[BEGIN]

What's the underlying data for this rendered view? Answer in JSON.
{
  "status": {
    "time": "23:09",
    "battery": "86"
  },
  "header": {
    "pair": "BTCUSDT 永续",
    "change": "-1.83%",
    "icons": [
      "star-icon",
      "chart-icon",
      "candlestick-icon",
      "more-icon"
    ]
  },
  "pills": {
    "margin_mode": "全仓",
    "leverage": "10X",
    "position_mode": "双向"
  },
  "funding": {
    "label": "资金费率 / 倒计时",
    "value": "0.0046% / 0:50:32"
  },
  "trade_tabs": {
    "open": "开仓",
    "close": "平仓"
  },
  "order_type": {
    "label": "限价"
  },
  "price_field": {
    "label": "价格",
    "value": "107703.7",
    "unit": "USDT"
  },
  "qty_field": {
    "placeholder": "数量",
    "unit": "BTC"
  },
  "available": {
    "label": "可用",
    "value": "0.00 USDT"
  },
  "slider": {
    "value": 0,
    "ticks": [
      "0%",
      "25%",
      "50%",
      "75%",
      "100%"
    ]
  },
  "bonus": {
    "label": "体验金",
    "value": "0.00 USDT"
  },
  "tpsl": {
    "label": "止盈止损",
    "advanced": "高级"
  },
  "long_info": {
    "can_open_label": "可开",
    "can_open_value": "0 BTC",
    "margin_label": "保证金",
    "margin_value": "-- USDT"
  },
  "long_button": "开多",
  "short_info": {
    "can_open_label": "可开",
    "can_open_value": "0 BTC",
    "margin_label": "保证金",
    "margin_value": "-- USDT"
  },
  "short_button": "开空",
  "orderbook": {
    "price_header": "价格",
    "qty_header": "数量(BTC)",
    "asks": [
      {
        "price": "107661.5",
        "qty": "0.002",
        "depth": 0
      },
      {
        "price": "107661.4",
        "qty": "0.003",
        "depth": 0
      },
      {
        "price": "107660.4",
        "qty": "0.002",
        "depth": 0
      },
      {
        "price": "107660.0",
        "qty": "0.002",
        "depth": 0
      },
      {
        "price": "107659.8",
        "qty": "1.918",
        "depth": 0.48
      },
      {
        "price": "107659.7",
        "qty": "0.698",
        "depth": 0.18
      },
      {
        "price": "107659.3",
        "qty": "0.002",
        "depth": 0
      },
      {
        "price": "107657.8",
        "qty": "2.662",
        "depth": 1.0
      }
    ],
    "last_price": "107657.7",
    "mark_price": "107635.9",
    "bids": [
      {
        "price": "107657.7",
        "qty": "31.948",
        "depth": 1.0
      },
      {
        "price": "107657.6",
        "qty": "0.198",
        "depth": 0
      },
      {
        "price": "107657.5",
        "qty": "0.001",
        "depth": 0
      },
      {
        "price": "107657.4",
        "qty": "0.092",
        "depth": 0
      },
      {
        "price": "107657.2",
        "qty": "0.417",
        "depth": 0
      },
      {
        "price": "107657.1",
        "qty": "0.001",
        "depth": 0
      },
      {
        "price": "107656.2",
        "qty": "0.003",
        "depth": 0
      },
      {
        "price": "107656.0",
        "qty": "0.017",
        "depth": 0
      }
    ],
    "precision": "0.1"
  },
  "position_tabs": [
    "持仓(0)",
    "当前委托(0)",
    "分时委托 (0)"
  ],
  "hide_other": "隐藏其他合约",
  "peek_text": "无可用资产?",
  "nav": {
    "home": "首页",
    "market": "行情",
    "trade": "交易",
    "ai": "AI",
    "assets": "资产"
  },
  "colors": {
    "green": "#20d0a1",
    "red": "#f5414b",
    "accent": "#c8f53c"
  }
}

[END]

**Request**
Reproduce the records word for word.

**Answer for the task**
What's the underlying data for this rendered view? Answer in JSON.
{
  "status": {
    "time": "23:09",
    "battery": "86"
  },
  "header": {
    "pair": "BTCUSDT 永续",
    "change": "-1.83%",
    "icons": [
      "star-icon",
      "chart-icon",
      "candlestick-icon",
      "more-icon"
    ]
  },
  "pills": {
    "margin_mode": "全仓",
    "leverage": "10X",
    "position_mode": "双向"
  },
  "funding": {
    "label": "资金费率 / 倒计时",
    "value": "0.0046% / 0:50:32"
  },
  "trade_tabs": {
    "open": "开仓",
    "close": "平仓"
  },
  "order_type": {
    "label": "限价"
  },
  "price_field": {
    "label": "价格",
    "value": "107703.7",
    "unit": "USDT"
  },
  "qty_field": {
    "placeholder": "数量",
    "unit": "BTC"
  },
  "available": {
    "label": "可用",
    "value": "0.00 USDT"
  },
  "slider": {
    "value": 0,
    "ticks": [
      "0%",
      "25%",
      "50%",
      "75%",
      "100%"
    ]
  },
  "bonus": {
    "label": "体验金",
    "value": "0.00 USDT"
  },
  "tpsl": {
    "label": "止盈止损",
    "advanced": "高级"
  },
  "long_info": {
    "can_open_label": "可开",
    "can_open_value": "0 BTC",
    "margin_label": "保证金",
    "margin_value": "-- USDT"
  },
  "long_button": "开多",
  "short_info": {
    "can_open_label": "可开",
    "can_open_value": "0 BTC",
    "margin_label": "保证金",
    "margin_value": "-- USDT"
  },
  "short_button": "开空",
  "orderbook": {
    "price_header": "价格",
    "qty_header": "数量(BTC)",
    "asks": [
      {
        "price": "107661.5",
        "qty": "0.002",
        "depth": 0
      },
      {
        "price": "107661.4",
        "qty": "0.003",
        "depth": 0
      },
      {
        "price": "107660.4",
        "qty": "0.002",
        "depth": 0
      },
      {
        "price": "107660.0",
        "qty": "0.002",
        "depth": 0
      },
      {
        "price": "107659.8",
        "qty": "1.918",
        "depth": 0.48
      },
      {
        "price": "107659.7",
        "qty": "0.698",
        "depth": 0.18
      },
      {
        "price": "107659.3",
        "qty": "0.002",
        "depth": 0
      },
      {
        "price": "107657.8",
        "qty": "2.662",
        "depth": 1.0
      }
    ],
    "last_price": "107657.7",
    "mark_price": "107635.9",
    "bids": [
      {
        "price": "107657.7",
        "qty": "31.948",
        "depth": 1.0
      },
      {
        "price": "107657.6",
        "qty": "0.198",
        "depth": 0
      },
      {
        "price": "107657.5",
        "qty": "0.001",
        "depth": 0
      },
      {
        "price": "107657.4",
        "qty": "0.092",
        "depth": 0
      },
      {
        "price": "107657.2",
        "qty": "0.417",
        "depth": 0
      },
      {
        "price": "107657.1",
        "qty": "0.001",
        "depth": 0
      },
      {
        "price": "107656.2",
        "qty": "0.003",
        "depth": 0
      },
      {
        "price": "107656.0",
        "qty": "0.017",
        "depth": 0
      }
    ],
    "precision": "0.1"
  },
  "position_tabs": [
    "持仓(0)",
    "当前委托(0)",
    "分时委托 (0)"
  ],
  "hide_other": "隐藏其他合约",
  "peek_text": "无可用资产?",
  "nav": {
    "home": "首页",
    "market": "行情",
    "trade": "交易",
    "ai": "AI",
    "assets": "资产"
  },
  "colors": {
    "green": "#20d0a1",
    "red": "#f5414b",
    "accent": "#c8f53c"
  }
}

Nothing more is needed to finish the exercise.